- What is expected: Go through the entries and transcribe each one exactly, dropping the pictures.

▬▬▬▬▬▬

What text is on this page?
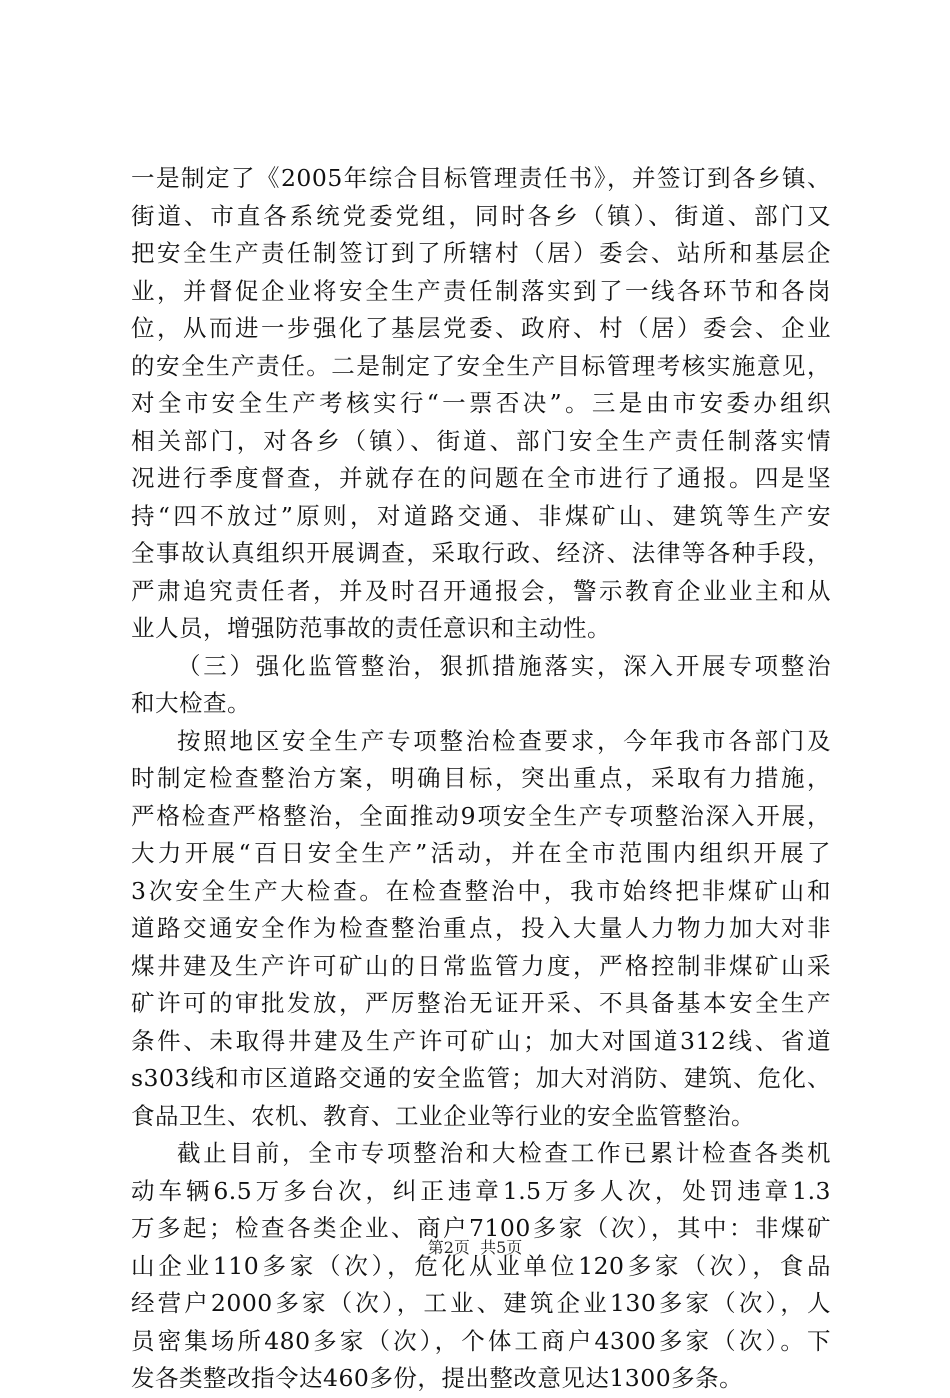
一是制定了《2005年综合目标管理责任书》，并签订到各乡镇、
街道、市直各系统党委党组，同时各乡（镇）、街道、部门又
把安全生产责任制签订到了所辖村（居）委会、站所和基层企
业，并督促企业将安全生产责任制落实到了一线各环节和各岗
位，从而进一步强化了基层党委、政府、村（居）委会、企业
的安全生产责任。二是制定了安全生产目标管理考核实施意见，
对全市安全生产考核实行“一票否决”。三是由市安委办组织
相关部门，对各乡（镇）、街道、部门安全生产责任制落实情
况进行季度督查，并就存在的问题在全市进行了通报。四是坚
持“四不放过”原则，对道路交通、非煤矿山、建筑等生产安
全事故认真组织开展调查，采取行政、经济、法律等各种手段，
严肃追究责任者，并及时召开通报会，警示教育企业业主和从
业人员，增强防范事故的责任意识和主动性。
（三）强化监管整治，狠抓措施落实，深入开展专项整治
和大检查。
按照地区安全生产专项整治检查要求，今年我市各部门及
时制定检查整治方案，明确目标，突出重点，采取有力措施，
严格检查严格整治，全面推动9项安全生产专项整治深入开展，
大力开展“百日安全生产”活动，并在全市范围内组织开展了
3次安全生产大检查。在检查整治中，我市始终把非煤矿山和
道路交通安全作为检查整治重点，投入大量人力物力加大对非
煤井建及生产许可矿山的日常监管力度，严格控制非煤矿山采
矿许可的审批发放，严厉整治无证开采、不具备基本安全生产
条件、未取得井建及生产许可矿山；加大对国道312线、省道
s303线和市区道路交通的安全监管；加大对消防、建筑、危化、
食品卫生、农机、教育、工业企业等行业的安全监管整治。
截止目前，全市专项整治和大检查工作已累计检查各类机
动车辆6.5万多台次，纠正违章1.5万多人次，处罚违章1.3
万多起；检查各类企业、商户7100多家（次），其中：非煤矿
山企业110多家（次），危化从业单位120多家（次），食品
经营户2000多家（次），工业、建筑企业130多家（次），人
员密集场所480多家（次），个体工商户4300多家（次）。下
发各类整改指令达460多份，提出整改意见达1300多条。
第2页  共5页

▬▬▬▬▬▬

- Output for this task:
What text is on this page?
一是制定了《2005年综合目标管理责任书》，并签订到各乡镇、
街道、市直各系统党委党组，同时各乡（镇）、街道、部门又
把安全生产责任制签订到了所辖村（居）委会、站所和基层企
业，并督促企业将安全生产责任制落实到了一线各环节和各岗
位，从而进一步强化了基层党委、政府、村（居）委会、企业
的安全生产责任。二是制定了安全生产目标管理考核实施意见，
对全市安全生产考核实行“一票否决”。三是由市安委办组织
相关部门，对各乡（镇）、街道、部门安全生产责任制落实情
况进行季度督查，并就存在的问题在全市进行了通报。四是坚
持“四不放过”原则，对道路交通、非煤矿山、建筑等生产安
全事故认真组织开展调查，采取行政、经济、法律等各种手段，
严肃追究责任者，并及时召开通报会，警示教育企业业主和从
业人员，增强防范事故的责任意识和主动性。
（三）强化监管整治，狠抓措施落实，深入开展专项整治
和大检查。
按照地区安全生产专项整治检查要求，今年我市各部门及
时制定检查整治方案，明确目标，突出重点，采取有力措施，
严格检查严格整治，全面推动9项安全生产专项整治深入开展，
大力开展“百日安全生产”活动，并在全市范围内组织开展了
3次安全生产大检查。在检查整治中，我市始终把非煤矿山和
道路交通安全作为检查整治重点，投入大量人力物力加大对非
煤井建及生产许可矿山的日常监管力度，严格控制非煤矿山采
矿许可的审批发放，严厉整治无证开采、不具备基本安全生产
条件、未取得井建及生产许可矿山；加大对国道312线、省道
s303线和市区道路交通的安全监管；加大对消防、建筑、危化、
食品卫生、农机、教育、工业企业等行业的安全监管整治。
截止目前，全市专项整治和大检查工作已累计检查各类机
动车辆6.5万多台次，纠正违章1.5万多人次，处罚违章1.3
万多起；检查各类企业、商户7100多家（次），其中：非煤矿
山企业110多家（次），危化从业单位120多家（次），食品
经营户2000多家（次），工业、建筑企业130多家（次），人
员密集场所480多家（次），个体工商户4300多家（次）。下
发各类整改指令达460多份，提出整改意见达1300多条。
第2页  共5页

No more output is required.